━━━ Source records ━━━

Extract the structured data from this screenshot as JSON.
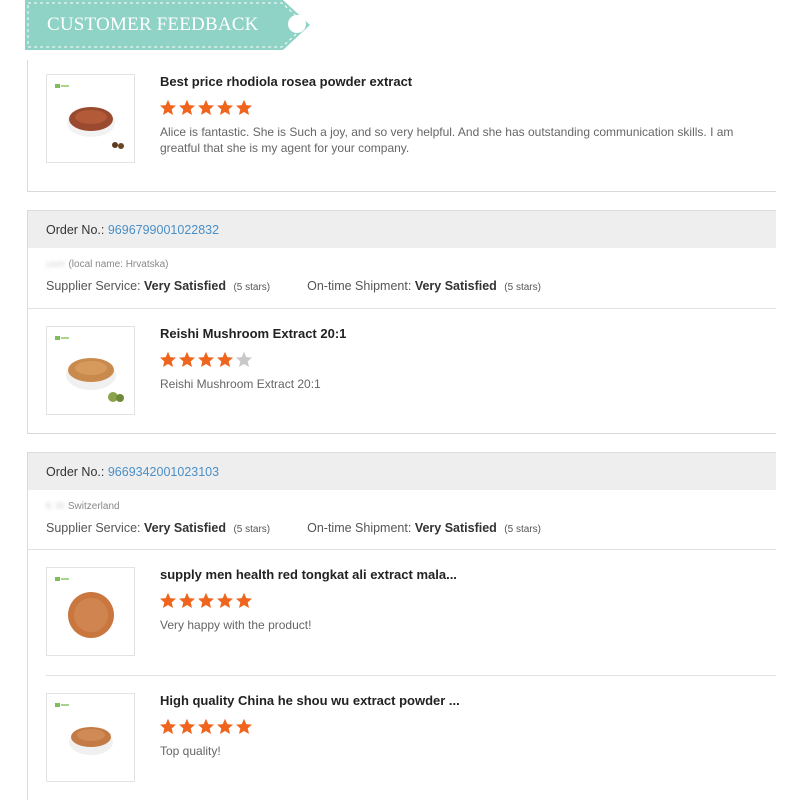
{
  "banner": {
    "title": "CUSTOMER FEEDBACK"
  },
  "colors": {
    "banner": "#8fd3c6",
    "star_on": "#f0651e",
    "star_off": "#c9c9c9",
    "order_link": "#4a8fc7"
  },
  "labels": {
    "order_no": "Order No.:",
    "supplier_service": "Supplier Service:",
    "on_time_shipment": "On-time Shipment:"
  },
  "first_review": {
    "title": "Best price rhodiola rosea powder extract",
    "rating": 5,
    "comment": "Alice is fantastic.  She is Such a joy, and so very helpful.  And she has outstanding communication skills.  I am greatful that she is my agent for your company."
  },
  "orders": [
    {
      "order_no": "9696799001022832",
      "buyer_hidden": "user",
      "buyer_location": "(local name: Hrvatska)",
      "supplier_service": "Very Satisfied",
      "supplier_stars": "(5 stars)",
      "shipment": "Very Satisfied",
      "shipment_stars": "(5 stars)",
      "items": [
        {
          "title": "Reishi Mushroom Extract 20:1",
          "rating": 4,
          "comment": "Reishi Mushroom Extract 20:1"
        }
      ]
    },
    {
      "order_no": "9669342001023103",
      "buyer_hidden": "K W",
      "buyer_location": "Switzerland",
      "supplier_service": "Very Satisfied",
      "supplier_stars": "(5 stars)",
      "shipment": "Very Satisfied",
      "shipment_stars": "(5 stars)",
      "items": [
        {
          "title": "supply men health red tongkat ali extract mala...",
          "rating": 5,
          "comment": "Very happy with the product!"
        },
        {
          "title": "High quality China he shou wu extract powder ...",
          "rating": 5,
          "comment": "Top quality!"
        }
      ]
    }
  ]
}
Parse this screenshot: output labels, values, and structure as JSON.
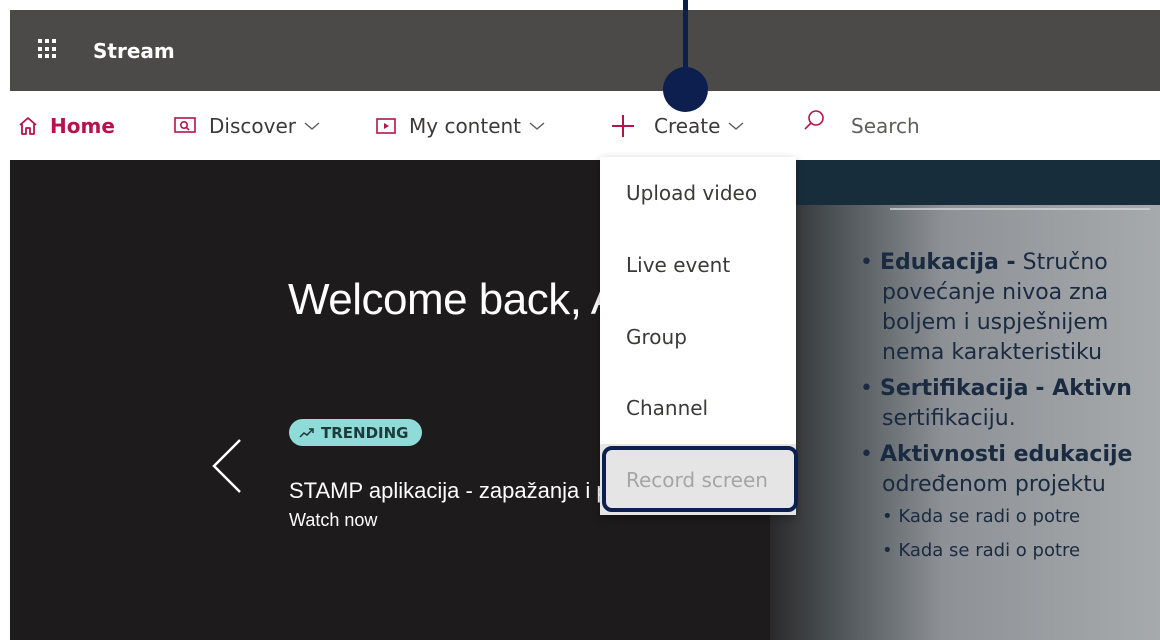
{
  "app": {
    "title": "Stream"
  },
  "nav": {
    "home": "Home",
    "discover": "Discover",
    "my_content": "My content",
    "create": "Create",
    "search": "Search"
  },
  "hero": {
    "welcome": "Welcome back, Adan",
    "badge": "TRENDING",
    "video_title": "STAMP aplikacija - zapažanja i promjene",
    "watch_now": "Watch now",
    "slide": {
      "l1b": "Edukacija -",
      "l1": "Stručno",
      "l2": "povećanje nivoa zna",
      "l3": "boljem i uspješnijem",
      "l4": "nema karakteristiku",
      "l5b": "Sertifikacija",
      "l5": "- Aktivn",
      "l6": "sertifikaciju.",
      "l7b": "Aktivnosti edukacije",
      "l8": "određenom projektu",
      "l9": "Kada se radi o potre",
      "l10": "Kada se radi o potre"
    }
  },
  "create_menu": {
    "items": [
      "Upload video",
      "Live event",
      "Group",
      "Channel",
      "Record screen"
    ]
  },
  "colors": {
    "suite_bar": "#4b4a48",
    "accent": "#b4144b",
    "badge": "#8fdbd8",
    "callout": "#0d1f4f"
  }
}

━━━

_Exercise_. Pull out every line holding "this" from the records above, and copy it.

_Task response_.
Extract the structured data from this screenshot as JSON.
Parse this screenshot: output labels, values, and structure as JSON.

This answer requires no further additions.